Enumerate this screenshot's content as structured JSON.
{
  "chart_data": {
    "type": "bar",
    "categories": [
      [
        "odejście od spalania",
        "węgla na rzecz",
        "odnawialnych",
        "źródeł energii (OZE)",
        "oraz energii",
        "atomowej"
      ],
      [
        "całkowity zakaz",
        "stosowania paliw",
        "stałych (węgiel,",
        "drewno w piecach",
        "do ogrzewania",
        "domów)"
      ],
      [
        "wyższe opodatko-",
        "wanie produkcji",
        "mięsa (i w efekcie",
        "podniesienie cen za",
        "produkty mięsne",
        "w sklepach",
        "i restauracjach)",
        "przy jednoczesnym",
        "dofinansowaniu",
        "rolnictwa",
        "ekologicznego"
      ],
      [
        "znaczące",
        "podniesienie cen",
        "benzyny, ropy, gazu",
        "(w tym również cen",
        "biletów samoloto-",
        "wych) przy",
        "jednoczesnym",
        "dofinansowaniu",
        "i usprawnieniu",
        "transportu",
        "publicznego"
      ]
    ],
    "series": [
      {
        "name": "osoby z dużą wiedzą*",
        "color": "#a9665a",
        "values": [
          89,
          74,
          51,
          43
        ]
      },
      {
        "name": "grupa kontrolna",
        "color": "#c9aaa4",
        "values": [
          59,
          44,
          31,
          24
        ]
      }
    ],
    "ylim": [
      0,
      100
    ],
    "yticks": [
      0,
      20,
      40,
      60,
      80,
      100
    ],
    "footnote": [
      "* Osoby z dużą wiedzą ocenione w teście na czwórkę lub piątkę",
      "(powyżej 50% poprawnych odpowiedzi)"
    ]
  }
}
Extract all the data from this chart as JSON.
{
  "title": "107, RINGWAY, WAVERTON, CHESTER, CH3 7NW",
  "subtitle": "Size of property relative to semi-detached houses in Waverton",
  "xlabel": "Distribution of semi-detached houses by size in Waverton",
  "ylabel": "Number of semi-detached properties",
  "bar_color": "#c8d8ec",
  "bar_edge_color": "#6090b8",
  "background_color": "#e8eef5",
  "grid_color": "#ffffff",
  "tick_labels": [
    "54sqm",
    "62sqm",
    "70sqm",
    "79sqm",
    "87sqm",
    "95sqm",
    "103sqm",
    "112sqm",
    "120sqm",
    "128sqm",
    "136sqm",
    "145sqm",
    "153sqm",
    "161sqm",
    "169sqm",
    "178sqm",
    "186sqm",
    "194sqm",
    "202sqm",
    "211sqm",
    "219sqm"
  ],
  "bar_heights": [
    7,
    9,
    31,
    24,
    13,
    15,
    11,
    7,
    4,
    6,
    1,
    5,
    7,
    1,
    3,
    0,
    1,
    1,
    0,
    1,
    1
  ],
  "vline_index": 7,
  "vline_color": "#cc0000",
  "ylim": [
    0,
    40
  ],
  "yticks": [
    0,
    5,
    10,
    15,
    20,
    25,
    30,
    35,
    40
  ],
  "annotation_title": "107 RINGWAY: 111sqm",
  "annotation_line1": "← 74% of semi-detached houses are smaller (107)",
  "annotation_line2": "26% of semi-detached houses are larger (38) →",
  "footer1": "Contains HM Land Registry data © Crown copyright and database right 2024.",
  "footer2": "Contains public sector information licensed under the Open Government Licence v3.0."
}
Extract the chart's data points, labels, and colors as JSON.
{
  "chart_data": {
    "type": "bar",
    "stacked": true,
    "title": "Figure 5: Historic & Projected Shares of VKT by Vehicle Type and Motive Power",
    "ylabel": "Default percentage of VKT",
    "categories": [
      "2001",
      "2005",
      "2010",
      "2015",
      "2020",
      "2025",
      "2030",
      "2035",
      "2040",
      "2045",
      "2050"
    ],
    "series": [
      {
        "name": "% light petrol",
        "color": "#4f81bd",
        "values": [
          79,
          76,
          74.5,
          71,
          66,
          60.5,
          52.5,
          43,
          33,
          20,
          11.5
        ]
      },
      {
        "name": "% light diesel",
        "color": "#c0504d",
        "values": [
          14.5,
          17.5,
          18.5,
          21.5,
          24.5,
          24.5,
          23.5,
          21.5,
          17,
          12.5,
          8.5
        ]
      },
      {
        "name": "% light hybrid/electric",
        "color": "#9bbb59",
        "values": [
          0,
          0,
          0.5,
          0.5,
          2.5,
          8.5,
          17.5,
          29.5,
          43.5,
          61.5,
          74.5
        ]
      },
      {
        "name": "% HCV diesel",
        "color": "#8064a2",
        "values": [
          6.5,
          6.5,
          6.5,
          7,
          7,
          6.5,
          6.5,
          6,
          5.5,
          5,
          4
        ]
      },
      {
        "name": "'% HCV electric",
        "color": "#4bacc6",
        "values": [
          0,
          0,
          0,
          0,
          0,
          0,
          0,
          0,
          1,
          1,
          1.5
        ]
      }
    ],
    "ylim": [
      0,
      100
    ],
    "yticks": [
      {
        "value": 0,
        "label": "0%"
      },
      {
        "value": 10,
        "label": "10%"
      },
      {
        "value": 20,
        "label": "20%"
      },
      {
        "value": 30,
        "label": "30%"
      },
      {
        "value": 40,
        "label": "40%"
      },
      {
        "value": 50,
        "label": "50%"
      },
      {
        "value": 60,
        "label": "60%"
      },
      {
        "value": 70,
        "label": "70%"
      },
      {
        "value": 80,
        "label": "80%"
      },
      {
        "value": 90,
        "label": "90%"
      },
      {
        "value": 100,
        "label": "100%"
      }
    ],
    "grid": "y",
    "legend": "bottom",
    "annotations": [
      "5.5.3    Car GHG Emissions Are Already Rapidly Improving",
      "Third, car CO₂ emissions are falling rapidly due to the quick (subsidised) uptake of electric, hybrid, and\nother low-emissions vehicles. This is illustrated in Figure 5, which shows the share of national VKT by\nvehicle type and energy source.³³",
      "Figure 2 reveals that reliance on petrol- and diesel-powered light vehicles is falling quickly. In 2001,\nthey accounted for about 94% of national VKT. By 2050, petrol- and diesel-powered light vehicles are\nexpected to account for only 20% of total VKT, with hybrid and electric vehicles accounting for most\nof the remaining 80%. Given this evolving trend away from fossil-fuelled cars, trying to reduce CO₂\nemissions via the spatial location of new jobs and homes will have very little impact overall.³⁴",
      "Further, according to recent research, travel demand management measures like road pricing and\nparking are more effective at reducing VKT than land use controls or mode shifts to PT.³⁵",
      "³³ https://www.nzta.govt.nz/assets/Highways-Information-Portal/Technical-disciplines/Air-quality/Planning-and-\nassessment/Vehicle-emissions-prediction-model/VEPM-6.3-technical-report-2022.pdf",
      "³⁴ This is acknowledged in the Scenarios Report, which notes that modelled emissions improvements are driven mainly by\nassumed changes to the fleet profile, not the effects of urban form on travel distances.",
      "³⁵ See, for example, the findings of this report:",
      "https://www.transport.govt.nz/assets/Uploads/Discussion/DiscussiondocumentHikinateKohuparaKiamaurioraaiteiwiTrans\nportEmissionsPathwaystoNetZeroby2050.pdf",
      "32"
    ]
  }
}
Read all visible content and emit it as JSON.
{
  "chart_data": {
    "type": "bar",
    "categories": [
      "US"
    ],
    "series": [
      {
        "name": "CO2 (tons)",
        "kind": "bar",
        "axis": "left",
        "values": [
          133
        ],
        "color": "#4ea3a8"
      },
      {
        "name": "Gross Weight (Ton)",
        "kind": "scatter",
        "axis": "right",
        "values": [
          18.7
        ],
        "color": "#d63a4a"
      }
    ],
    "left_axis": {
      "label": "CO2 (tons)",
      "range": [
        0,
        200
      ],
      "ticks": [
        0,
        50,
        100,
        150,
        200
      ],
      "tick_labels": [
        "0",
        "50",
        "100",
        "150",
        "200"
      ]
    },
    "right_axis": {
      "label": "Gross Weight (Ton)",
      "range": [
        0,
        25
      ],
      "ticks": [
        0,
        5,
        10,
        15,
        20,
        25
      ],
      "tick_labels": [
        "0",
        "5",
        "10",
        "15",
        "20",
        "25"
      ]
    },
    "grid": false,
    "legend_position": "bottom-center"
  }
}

### TASK PROMPT
Among the entries above, how many lines hold the word "hybrid"? Reply with only that number.

### RESULT OF THIS EXERCISE
3